── ROWS ──

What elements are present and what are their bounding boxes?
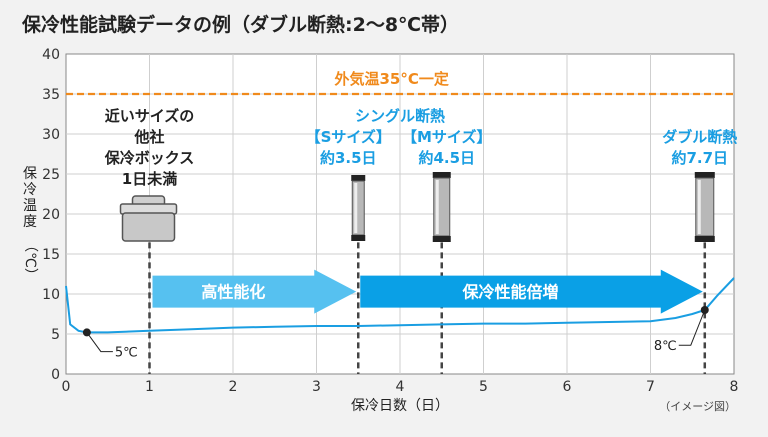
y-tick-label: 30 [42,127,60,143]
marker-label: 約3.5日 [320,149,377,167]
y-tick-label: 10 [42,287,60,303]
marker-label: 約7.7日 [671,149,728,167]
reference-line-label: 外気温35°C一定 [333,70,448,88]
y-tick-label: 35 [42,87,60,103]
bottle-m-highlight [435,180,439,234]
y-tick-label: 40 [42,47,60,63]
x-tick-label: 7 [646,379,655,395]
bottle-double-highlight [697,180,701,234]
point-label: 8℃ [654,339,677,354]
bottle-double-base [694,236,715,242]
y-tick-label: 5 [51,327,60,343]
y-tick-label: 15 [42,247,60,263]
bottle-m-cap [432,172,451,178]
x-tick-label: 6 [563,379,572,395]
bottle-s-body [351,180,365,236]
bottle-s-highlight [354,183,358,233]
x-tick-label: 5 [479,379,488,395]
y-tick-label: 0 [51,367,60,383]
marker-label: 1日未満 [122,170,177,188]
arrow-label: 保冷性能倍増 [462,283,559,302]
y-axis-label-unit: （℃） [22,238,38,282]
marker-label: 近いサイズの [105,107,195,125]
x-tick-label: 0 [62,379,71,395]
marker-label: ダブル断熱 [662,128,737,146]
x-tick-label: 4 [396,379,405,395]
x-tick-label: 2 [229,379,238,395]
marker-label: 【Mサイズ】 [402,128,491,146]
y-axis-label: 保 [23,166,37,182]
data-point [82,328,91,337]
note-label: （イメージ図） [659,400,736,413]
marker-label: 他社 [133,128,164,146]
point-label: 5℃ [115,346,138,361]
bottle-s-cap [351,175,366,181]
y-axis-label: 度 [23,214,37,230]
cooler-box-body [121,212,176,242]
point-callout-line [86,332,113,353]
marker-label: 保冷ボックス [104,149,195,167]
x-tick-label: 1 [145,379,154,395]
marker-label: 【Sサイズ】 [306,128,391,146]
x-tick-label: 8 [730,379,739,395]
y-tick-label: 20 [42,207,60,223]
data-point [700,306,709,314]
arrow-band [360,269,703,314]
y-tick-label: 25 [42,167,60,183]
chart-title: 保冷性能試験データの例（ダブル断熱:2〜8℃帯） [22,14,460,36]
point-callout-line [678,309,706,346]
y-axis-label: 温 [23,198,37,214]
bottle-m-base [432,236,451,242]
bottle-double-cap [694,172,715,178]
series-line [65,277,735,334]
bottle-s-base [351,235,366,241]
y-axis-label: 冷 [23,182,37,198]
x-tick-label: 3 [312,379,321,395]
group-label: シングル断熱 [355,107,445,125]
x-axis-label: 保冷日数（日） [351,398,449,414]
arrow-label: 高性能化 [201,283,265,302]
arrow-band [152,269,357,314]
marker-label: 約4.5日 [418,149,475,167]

───
── ROWS ──

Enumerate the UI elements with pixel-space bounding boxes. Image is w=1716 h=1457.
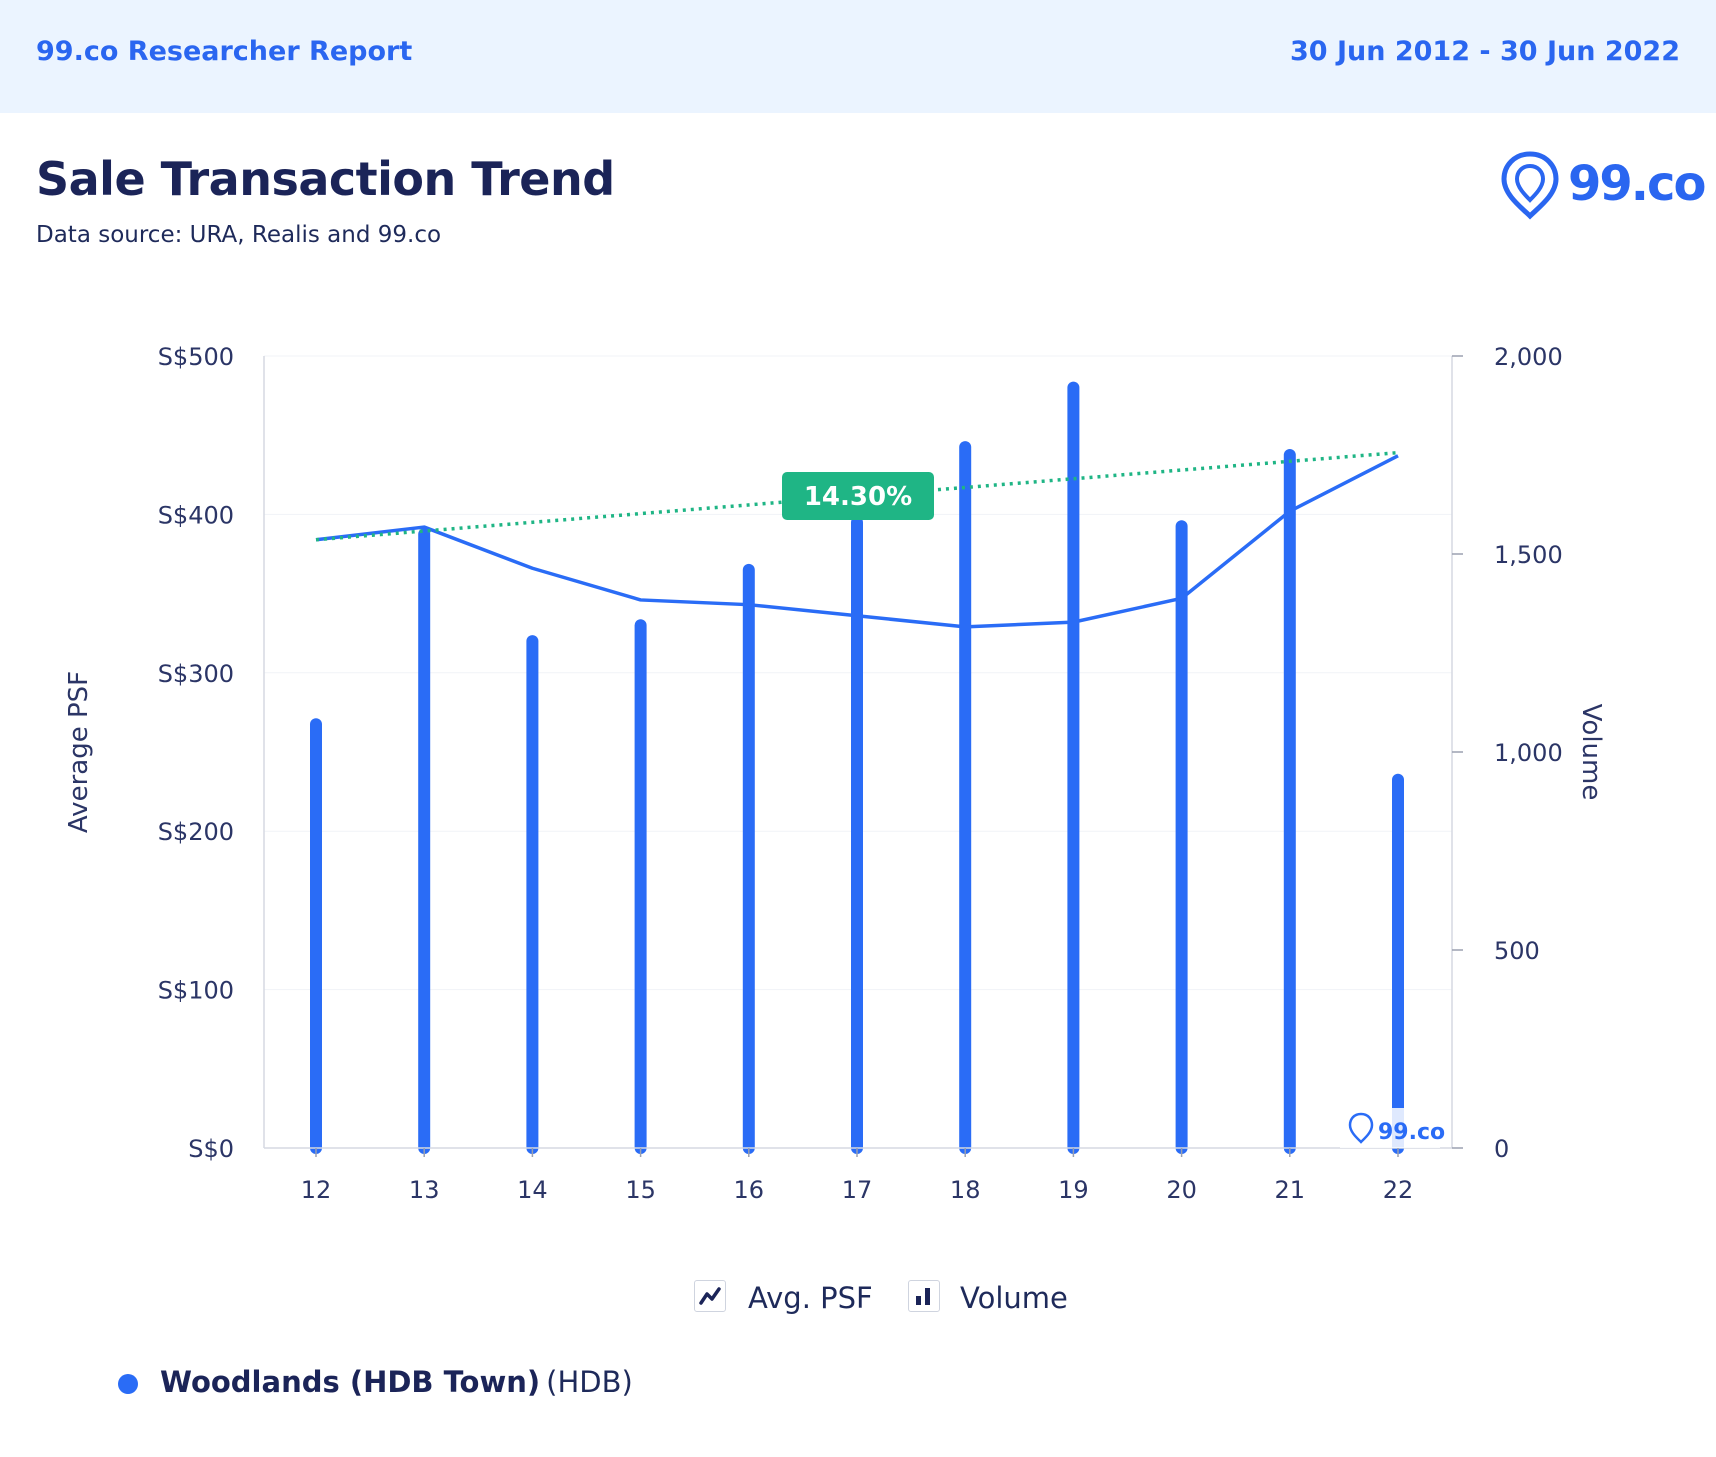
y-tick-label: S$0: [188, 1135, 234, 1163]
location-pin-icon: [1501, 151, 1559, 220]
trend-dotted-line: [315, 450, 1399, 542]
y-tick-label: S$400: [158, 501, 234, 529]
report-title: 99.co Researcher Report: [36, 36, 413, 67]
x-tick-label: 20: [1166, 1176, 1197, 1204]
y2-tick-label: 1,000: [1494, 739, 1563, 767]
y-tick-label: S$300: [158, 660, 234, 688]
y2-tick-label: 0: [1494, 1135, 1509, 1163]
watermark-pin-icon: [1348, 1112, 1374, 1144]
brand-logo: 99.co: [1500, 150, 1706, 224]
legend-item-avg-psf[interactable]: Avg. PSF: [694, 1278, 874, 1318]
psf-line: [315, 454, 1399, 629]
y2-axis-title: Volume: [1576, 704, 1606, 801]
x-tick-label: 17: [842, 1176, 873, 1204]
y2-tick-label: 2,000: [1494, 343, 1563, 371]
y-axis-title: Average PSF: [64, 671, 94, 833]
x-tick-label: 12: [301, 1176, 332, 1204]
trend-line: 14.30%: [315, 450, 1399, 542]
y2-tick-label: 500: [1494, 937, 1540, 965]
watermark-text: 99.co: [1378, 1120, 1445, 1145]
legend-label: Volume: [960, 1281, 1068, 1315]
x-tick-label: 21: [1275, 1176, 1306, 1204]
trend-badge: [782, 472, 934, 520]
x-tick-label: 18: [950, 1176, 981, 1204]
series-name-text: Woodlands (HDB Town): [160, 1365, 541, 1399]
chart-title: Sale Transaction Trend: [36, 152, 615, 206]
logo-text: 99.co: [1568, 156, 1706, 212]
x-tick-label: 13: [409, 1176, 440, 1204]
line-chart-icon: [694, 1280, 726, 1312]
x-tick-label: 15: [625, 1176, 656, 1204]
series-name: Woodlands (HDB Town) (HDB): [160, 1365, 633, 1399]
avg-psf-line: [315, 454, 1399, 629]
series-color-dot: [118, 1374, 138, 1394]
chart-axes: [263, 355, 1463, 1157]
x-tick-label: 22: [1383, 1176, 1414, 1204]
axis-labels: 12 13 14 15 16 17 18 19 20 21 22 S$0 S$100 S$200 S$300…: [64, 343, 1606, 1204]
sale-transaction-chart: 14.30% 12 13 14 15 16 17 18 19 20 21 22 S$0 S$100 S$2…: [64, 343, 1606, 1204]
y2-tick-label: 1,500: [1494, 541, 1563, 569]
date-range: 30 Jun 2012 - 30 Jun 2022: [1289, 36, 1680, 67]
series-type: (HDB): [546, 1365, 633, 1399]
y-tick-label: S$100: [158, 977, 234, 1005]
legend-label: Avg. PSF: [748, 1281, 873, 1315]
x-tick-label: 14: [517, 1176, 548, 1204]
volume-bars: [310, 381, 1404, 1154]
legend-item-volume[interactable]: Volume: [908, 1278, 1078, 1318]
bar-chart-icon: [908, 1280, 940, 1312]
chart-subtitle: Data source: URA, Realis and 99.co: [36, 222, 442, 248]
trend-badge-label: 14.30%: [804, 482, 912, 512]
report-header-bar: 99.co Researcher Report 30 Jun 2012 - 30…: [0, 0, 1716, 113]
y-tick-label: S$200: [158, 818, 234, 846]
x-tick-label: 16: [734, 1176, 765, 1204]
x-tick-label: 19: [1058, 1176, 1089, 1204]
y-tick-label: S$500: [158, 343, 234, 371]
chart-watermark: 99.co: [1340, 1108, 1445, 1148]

───

AIM OF THE TASK:
Count the rows above that contain the string "name", treating case as significant, and give only the number.

SOLUTION BELOW:
2